Requirement: Convert each line of the items below into a string in a single JSON list, one string per line. Skip blank lines and leave out the pictures.

*-*-*

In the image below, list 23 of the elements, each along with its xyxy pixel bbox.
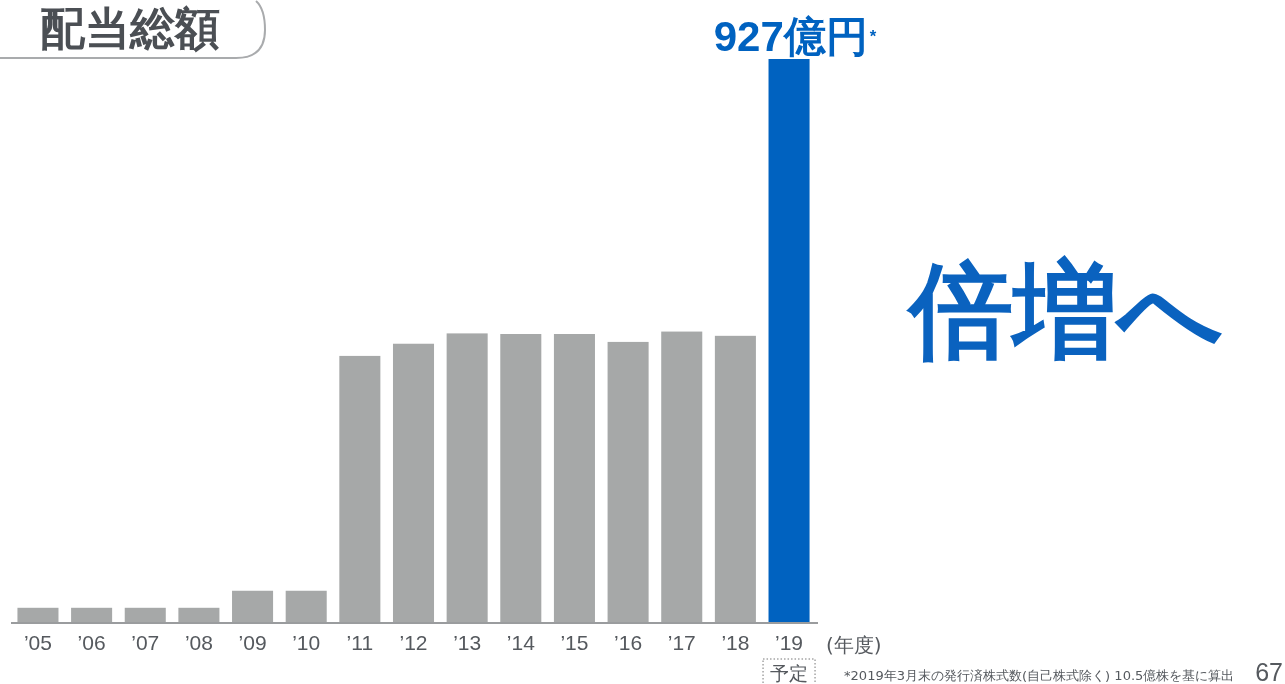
x-tick-label: ’18 <box>721 630 750 654</box>
x-tick-label: ’14 <box>506 630 536 654</box>
x-tick-label: ’16 <box>614 630 643 654</box>
text: 倍増へ <box>906 250 1223 372</box>
x-tick-label: ’13 <box>453 630 482 654</box>
x-axis-title: (年度) <box>826 633 882 657</box>
x-tick-label: ’19 <box>775 630 804 654</box>
text: 予定 <box>770 662 809 684</box>
x-tick-label: ’15 <box>560 630 589 654</box>
data-label: 927億円$^{*}$ <box>713 13 877 60</box>
x-tick-label: ’06 <box>77 630 106 654</box>
x-tick-label: ’17 <box>667 630 696 654</box>
bar <box>768 59 810 623</box>
x-tick-label: ’05 <box>23 630 52 654</box>
x-tick-label: ’12 <box>399 630 428 654</box>
x-tick-label: ’09 <box>238 630 267 654</box>
x-tick-label: ’08 <box>184 630 213 654</box>
text: *2019年3月末の発行済株式数(自己株式除く) 10.5億株を基に算出 <box>844 668 1235 683</box>
chart-title: 配当総額 <box>40 2 220 55</box>
text: 67 <box>1255 658 1283 684</box>
x-tick-label: ’11 <box>346 630 374 654</box>
x-tick-label: ’10 <box>292 630 321 654</box>
x-tick-label: ’07 <box>131 630 160 654</box>
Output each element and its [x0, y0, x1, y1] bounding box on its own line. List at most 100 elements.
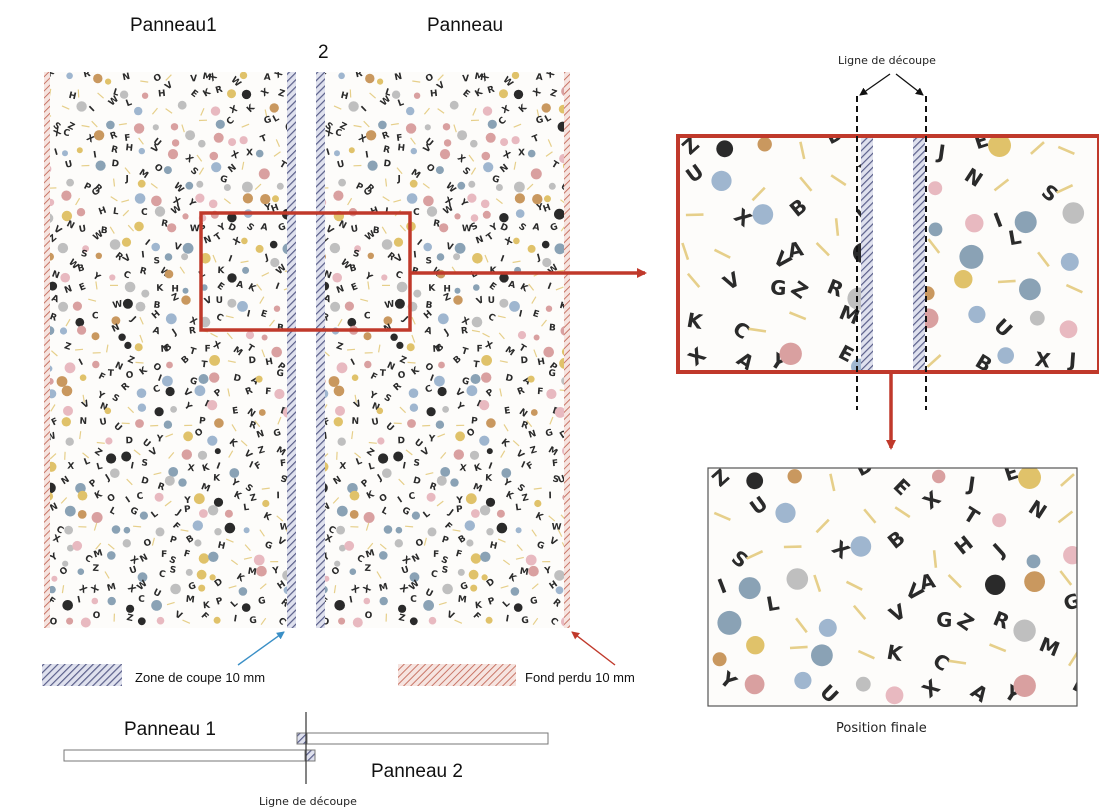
panel-2: XRNOVMXWAXGHLHVEKRXZIWLXKSZCGLXCXRFUTOII…: [316, 72, 570, 628]
pattern-letter: F: [170, 521, 181, 533]
pattern-animal-face: [442, 583, 453, 595]
pattern-letter: W: [190, 224, 200, 234]
pattern-letter: H: [537, 357, 546, 368]
pattern-letter: X: [323, 534, 333, 546]
pattern-confetti: [133, 449, 141, 456]
pattern-animal-face: [134, 106, 143, 116]
pattern-letter: G: [400, 506, 411, 518]
pattern-animal-face: [408, 388, 419, 399]
pattern-animal-face: [163, 420, 173, 429]
pattern-letter: B: [163, 342, 175, 354]
pattern-letter: P: [470, 416, 478, 427]
pattern-animal-face: [548, 182, 556, 190]
pattern-animal-face: [91, 332, 100, 341]
pattern-animal-face: [181, 253, 189, 261]
pattern-confetti: [240, 440, 248, 447]
pattern-letter: X: [397, 583, 409, 595]
pattern-letter: B: [153, 300, 161, 311]
pattern-letter: L: [422, 509, 433, 521]
pattern-confetti: [393, 199, 402, 203]
pattern-letter: N: [337, 219, 348, 231]
pattern-confetti: [379, 543, 387, 550]
pattern-letter: P: [198, 416, 206, 427]
schematic-panel-1-bar: [63, 749, 316, 762]
zoom-frame: [676, 134, 1099, 374]
pattern-confetti: [275, 139, 281, 147]
pattern-letter: X: [400, 555, 412, 567]
pattern-animal-face: [423, 242, 433, 252]
pattern-confetti: [88, 298, 97, 302]
pattern-letter: K: [217, 266, 225, 276]
pattern-animal-face: [457, 181, 466, 190]
pattern-animal-face: [163, 166, 172, 175]
pattern-letter: H: [276, 579, 288, 592]
pattern-letter: L: [112, 87, 121, 98]
pattern-confetti: [259, 296, 265, 304]
pattern-confetti: [109, 226, 115, 234]
pattern-confetti: [533, 487, 542, 490]
pattern-animal-face: [337, 437, 346, 446]
pattern-animal-face: [64, 525, 73, 535]
pattern-animal-face: [214, 528, 222, 536]
pattern-letter: U: [78, 224, 87, 235]
pattern-confetti: [124, 167, 131, 175]
pattern-letter: R: [364, 183, 376, 195]
pattern-animal-face: [141, 92, 149, 99]
pattern-confetti: [799, 176, 813, 192]
pattern-animal-face: [80, 617, 91, 628]
pattern-animal-face: [405, 123, 417, 134]
pattern-letter: U: [423, 588, 434, 600]
pattern-animal-face: [364, 360, 372, 369]
pattern-letter: S: [244, 222, 255, 234]
pattern-letter: I: [93, 150, 98, 160]
pattern-animal-face: [543, 346, 554, 358]
pattern-animal-face: [196, 569, 207, 580]
schematic-cut-zone-2: [296, 732, 308, 745]
pattern-animal-face: [181, 449, 192, 460]
pattern-animal-face: [377, 78, 384, 85]
pattern-letter: H: [542, 203, 553, 215]
pattern-letter: Z: [364, 564, 372, 574]
pattern-animal-face: [107, 551, 116, 560]
pattern-letter: C: [497, 115, 509, 127]
pattern-letter: G: [188, 376, 198, 388]
pattern-letter: C: [410, 595, 417, 605]
pattern-letter: L: [368, 461, 376, 472]
pattern-letter: I: [350, 358, 358, 368]
pattern-animal-face: [513, 237, 520, 245]
pattern-confetti: [852, 604, 867, 620]
pattern-letter: N: [79, 417, 87, 427]
pattern-animal-face: [72, 301, 82, 311]
pattern-letter: Z: [338, 121, 349, 133]
pattern-animal-face: [241, 89, 252, 100]
pattern-animal-face: [1024, 571, 1045, 592]
pattern-letter: S: [243, 483, 254, 495]
pattern-confetti: [497, 315, 506, 319]
pattern-letter: F: [97, 372, 107, 384]
pattern-animal-face: [211, 162, 222, 173]
pattern-confetti: [528, 283, 535, 291]
pattern-letter: I: [274, 282, 281, 293]
pattern-animal-face: [885, 686, 904, 705]
pattern-confetti: [411, 334, 416, 343]
pattern-letter: Z: [529, 445, 538, 457]
pattern-confetti: [440, 452, 447, 459]
pattern-animal-face: [170, 123, 179, 131]
final-frame: [707, 467, 1078, 707]
pattern-animal-face: [527, 149, 536, 158]
pattern-letter: X: [125, 583, 137, 595]
pattern-animal-face: [91, 597, 99, 605]
pattern-letter: L: [355, 456, 364, 467]
pattern-letter: I: [519, 460, 526, 471]
pattern-animal-face: [93, 73, 103, 84]
pattern-confetti: [894, 506, 911, 519]
pattern-confetti: [532, 617, 539, 626]
pattern-confetti: [228, 450, 234, 458]
pattern-animal-face: [95, 252, 103, 259]
cut-line-label-bottom: Ligne de découpe: [259, 795, 357, 808]
pattern-letter: S: [352, 249, 360, 260]
pattern-animal-face: [339, 544, 346, 552]
pattern-animal-face: [744, 674, 765, 695]
pattern-letter: H: [98, 206, 109, 218]
pattern-letter: M: [93, 548, 105, 560]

*-*-*

Answer:
[
  "In the image below, list 23 of the elements, each along with its xyxy pixel bbox.",
  "x-tick-label: ’18 <box>721 630 750 654</box>",
  "x-tick-label: ’14 <box>506 630 536 654</box>",
  "x-tick-label: ’16 <box>614 630 643 654</box>",
  "text: 倍増へ <box>906 250 1223 372</box>",
  "x-tick-label: ’13 <box>453 630 482 654</box>",
  "x-axis-title: (年度) <box>826 633 882 657</box>",
  "x-tick-label: ’19 <box>775 630 804 654</box>",
  "text: 予定 <box>770 662 809 684</box>",
  "x-tick-label: ’15 <box>560 630 589 654</box>",
  "data-label: 927億円$^{*}$ <box>713 13 877 60</box>",
  "x-tick-label: ’06 <box>77 630 106 654</box>",
  "x-tick-label: ’17 <box>667 630 696 654</box>",
  "bar <box>768 59 810 623</box>",
  "x-tick-label: ’05 <box>23 630 52 654</box>",
  "x-tick-label: ’12 <box>399 630 428 654</box>",
  "x-tick-label: ’09 <box>238 630 267 654</box>",
  "x-tick-label: ’08 <box>184 630 213 654</box>",
  "text: *2019年3月末の発行済株式数(自己株式除く) 10.5億株を基に算出 <box>844 668 1235 683</box>",
  "chart-title: 配当総額 <box>40 2 220 55</box>",
  "text: 67 <box>1255 658 1283 684</box>",
  "x-tick-label: ’11 <box>346 630 374 654</box>",
  "x-tick-label: ’10 <box>292 630 321 654</box>",
  "x-tick-label: ’07 <box>131 630 160 654</box>",
  "Output each element and its [x0, y0, x1, y1] bounding box on its own line. List at most 100 elements.",
  "panel-2: XRNOVMXWAXGHLHVEKRXZIWLXKSZCGLXCXRFUTOII…: [316, 72, 570, 628]",
  "pattern-letter: F: [170, 521, 181, 533]",
  "pattern-animal-face: [442, 583, 453, 595]",
  "pattern-letter: W: [190, 224, 200, 234]",
  "pattern-letter: H: [537, 357, 546, 368]",
  "pattern-letter: X: [323, 534, 333, 546]",
  "pattern-confetti: [133, 449, 141, 456]",
  "pattern-animal-face: [134, 106, 143, 116]",
  "pattern-letter: G: [400, 506, 411, 518]",
  "pattern-animal-face: [408, 388, 419, 399]",
  "pattern-animal-face: [163, 420, 173, 429]",
  "pattern-letter: B: [163, 342, 175, 354]",
  "pattern-letter: P: [470, 416, 478, 427]",
  "pattern-animal-face: [548, 182, 556, 190]",
  "pattern-animal-face: [91, 332, 100, 341]",
  "pattern-animal-face: [181, 253, 189, 261]",
  "pattern-confetti: [240, 440, 248, 447]",
  "pattern-letter: X: [397, 583, 409, 595]",
  "pattern-letter: B: [153, 300, 161, 311]",
  "pattern-letter: L: [422, 509, 433, 521]",
  "pattern-confetti: [393, 199, 402, 203]",
  "pattern-letter: N: [337, 219, 348, 231]",
  "pattern-confetti: [379, 543, 387, 550]",
  "pattern-letter: P: [198, 416, 206, 427]",
  "schematic-panel-1-bar: [63, 749, 316, 762]",
  "zoom-frame: [676, 134, 1099, 374]",
  "pattern-confetti: [275, 139, 281, 147]",
  "pattern-letter: X: [400, 555, 412, 567]",
  "pattern-animal-face: [423, 242, 433, 252]",
  "pattern-confetti: [88, 298, 97, 302]",
  "pattern-letter: K: [217, 266, 225, 276]",
  "pattern-animal-face: [457, 181, 466, 190]",
  "pattern-animal-face: [163, 166, 172, 175]",
  "pattern-letter: H: [276, 579, 288, 592]",
  "pattern-letter: L: [112, 87, 121, 98]",
  "pattern-confetti: [259, 296, 265, 304]",
  "pattern-confetti: [109, 226, 115, 234]",
  "pattern-confetti: [533, 487, 542, 490]",
  "pattern-animal-face: [337, 437, 346, 446]",
  "pattern-animal-face: [64, 525, 73, 535]",
  "pattern-animal-face: [214, 528, 222, 536]",
  "pattern-letter: U: [78, 224, 87, 235]",
  "pattern-confetti: [124, 167, 131, 175]",
  "pattern-letter: R: [364, 183, 376, 195]",
  "pattern-animal-face: [141, 92, 149, 99]",
  "pattern-confetti: [799, 176, 813, 192]",
  "pattern-animal-face: [80, 617, 91, 628]",
  "pattern-animal-face: [405, 123, 417, 134]",
  "pattern-letter: U: [423, 588, 434, 600]",
  "pattern-animal-face: [364, 360, 372, 369]",
  "pattern-letter: S: [244, 222, 255, 234]",
  "pattern-letter: I: [93, 150, 98, 160]",
  "pattern-animal-face: [543, 346, 554, 358]",
  "pattern-animal-face: [196, 569, 207, 580]",
  "schematic-cut-zone-2: [296, 732, 308, 745]",
  "pattern-animal-face: [181, 449, 192, 460]",
  "pattern-animal-face: [377, 78, 384, 85]",
  "pattern-letter: H: [542, 203, 553, 215]",
  "pattern-letter: Z: [364, 564, 372, 574]",
  "pattern-animal-face: [107, 551, 116, 560]",
  "pattern-letter: C: [497, 115, 509, 127]",
  "pattern-letter: G: [188, 376, 198, 388]",
  "pattern-letter: C: [410, 595, 417, 605]",
  "pattern-letter: L: [368, 461, 376, 472]",
  "pattern-letter: I: [350, 358, 358, 368]",
  "pattern-animal-face: [513, 237, 520, 245]",
  "pattern-confetti: [852, 604, 867, 620]",
  "pattern-letter: N: [79, 417, 87, 427]",
  "pattern-animal-face: [72, 301, 82, 311]",
  "pattern-letter: Z: [338, 121, 349, 133]",
  "pattern-animal-face: [241, 89, 252, 100]",
  "pattern-animal-face: [1024, 571, 1045, 592]",
  "pattern-letter: S: [243, 483, 254, 495]",
  "pattern-confetti: [497, 315, 506, 319]",
  "pattern-letter: F: [97, 372, 107, 384]",
  "pattern-animal-face: [211, 162, 222, 173]",
  "pattern-confetti: [528, 283, 535, 291]",
  "pattern-letter: I: [274, 282, 281, 293]",
  "pattern-animal-face: [885, 686, 904, 705]",
  "pattern-confetti: [411, 334, 416, 343]",
  "pattern-letter: Z: [529, 445, 538, 457]",
  "pattern-confetti: [440, 452, 447, 459]",
  "pattern-animal-face: [170, 123, 179, 131]",
  "final-frame: [707, 467, 1078, 707]",
  "pattern-animal-face: [527, 149, 536, 158]",
  "pattern-letter: X: [125, 583, 137, 595]",
  "pattern-animal-face: [91, 597, 99, 605]",
  "pattern-letter: L: [355, 456, 364, 467]",
  "pattern-letter: I: [519, 460, 526, 471]",
  "pattern-animal-face: [93, 73, 103, 84]",
  "pattern-confetti: [894, 506, 911, 519]",
  "pattern-confetti: [532, 617, 539, 626]",
  "pattern-confetti: [228, 450, 234, 458]",
  "pattern-animal-face: [95, 252, 103, 259]",
  "cut-line-label-bottom: Ligne de découpe: [259, 795, 357, 808]",
  "pattern-letter: S: [352, 249, 360, 260]",
  "pattern-animal-face: [339, 544, 346, 552]",
  "pattern-animal-face: [744, 674, 765, 695]",
  "pattern-letter: H: [98, 206, 109, 218]",
  "pattern-letter: M: [93, 548, 105, 560]"
]